### AVAILABLE RECORDS
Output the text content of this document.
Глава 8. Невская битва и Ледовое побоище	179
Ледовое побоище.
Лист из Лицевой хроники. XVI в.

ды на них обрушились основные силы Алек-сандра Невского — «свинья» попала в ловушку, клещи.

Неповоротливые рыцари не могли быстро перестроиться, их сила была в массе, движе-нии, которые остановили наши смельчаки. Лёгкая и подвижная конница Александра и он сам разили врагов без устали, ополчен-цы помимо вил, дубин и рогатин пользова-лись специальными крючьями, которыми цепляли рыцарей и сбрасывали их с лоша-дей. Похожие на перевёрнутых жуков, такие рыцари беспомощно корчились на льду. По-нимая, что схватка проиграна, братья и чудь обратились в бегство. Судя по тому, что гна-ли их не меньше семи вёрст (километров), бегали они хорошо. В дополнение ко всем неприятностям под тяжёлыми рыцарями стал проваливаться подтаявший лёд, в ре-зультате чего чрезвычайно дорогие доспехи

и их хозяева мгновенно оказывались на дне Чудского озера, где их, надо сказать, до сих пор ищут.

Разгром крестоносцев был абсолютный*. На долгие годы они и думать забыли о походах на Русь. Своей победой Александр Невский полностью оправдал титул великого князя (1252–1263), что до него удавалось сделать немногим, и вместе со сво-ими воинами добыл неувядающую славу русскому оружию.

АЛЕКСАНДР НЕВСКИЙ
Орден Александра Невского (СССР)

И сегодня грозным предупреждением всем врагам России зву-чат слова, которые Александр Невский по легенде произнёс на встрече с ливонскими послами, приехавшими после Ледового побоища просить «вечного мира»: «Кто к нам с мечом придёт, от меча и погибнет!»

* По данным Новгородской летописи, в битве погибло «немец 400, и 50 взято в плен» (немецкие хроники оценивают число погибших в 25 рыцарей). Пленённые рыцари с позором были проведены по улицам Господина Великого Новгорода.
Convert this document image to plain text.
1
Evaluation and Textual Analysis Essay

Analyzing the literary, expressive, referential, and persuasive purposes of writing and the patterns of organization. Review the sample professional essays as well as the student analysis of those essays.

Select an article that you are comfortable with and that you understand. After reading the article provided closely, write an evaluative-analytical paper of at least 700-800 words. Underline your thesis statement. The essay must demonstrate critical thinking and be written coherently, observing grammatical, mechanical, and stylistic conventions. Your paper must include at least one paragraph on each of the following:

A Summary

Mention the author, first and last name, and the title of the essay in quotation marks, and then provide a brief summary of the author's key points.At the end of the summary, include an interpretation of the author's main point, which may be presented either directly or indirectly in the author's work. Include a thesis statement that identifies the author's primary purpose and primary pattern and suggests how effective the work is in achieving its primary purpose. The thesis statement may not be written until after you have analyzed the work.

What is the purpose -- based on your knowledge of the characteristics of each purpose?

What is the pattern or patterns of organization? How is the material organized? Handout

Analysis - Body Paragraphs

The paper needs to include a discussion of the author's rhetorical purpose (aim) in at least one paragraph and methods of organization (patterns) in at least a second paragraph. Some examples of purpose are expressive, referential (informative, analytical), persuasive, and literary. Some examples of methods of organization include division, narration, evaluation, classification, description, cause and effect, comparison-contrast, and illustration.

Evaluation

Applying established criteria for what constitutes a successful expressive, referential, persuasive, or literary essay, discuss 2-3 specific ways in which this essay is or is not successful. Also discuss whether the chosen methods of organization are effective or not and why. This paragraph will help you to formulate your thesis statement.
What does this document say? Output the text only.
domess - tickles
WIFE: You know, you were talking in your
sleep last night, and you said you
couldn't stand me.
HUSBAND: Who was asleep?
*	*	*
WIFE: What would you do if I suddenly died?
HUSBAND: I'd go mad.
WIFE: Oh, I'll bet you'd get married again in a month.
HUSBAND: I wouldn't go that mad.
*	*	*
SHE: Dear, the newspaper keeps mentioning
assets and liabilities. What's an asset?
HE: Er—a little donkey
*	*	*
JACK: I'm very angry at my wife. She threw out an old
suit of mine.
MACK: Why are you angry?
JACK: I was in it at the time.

### GIVEN TASK
From the listing above, return each line with the word "побоище".

### TASK RESPONSE
Глава 8. Невская битва и Ледовое побоище	179
Ледовое побоище.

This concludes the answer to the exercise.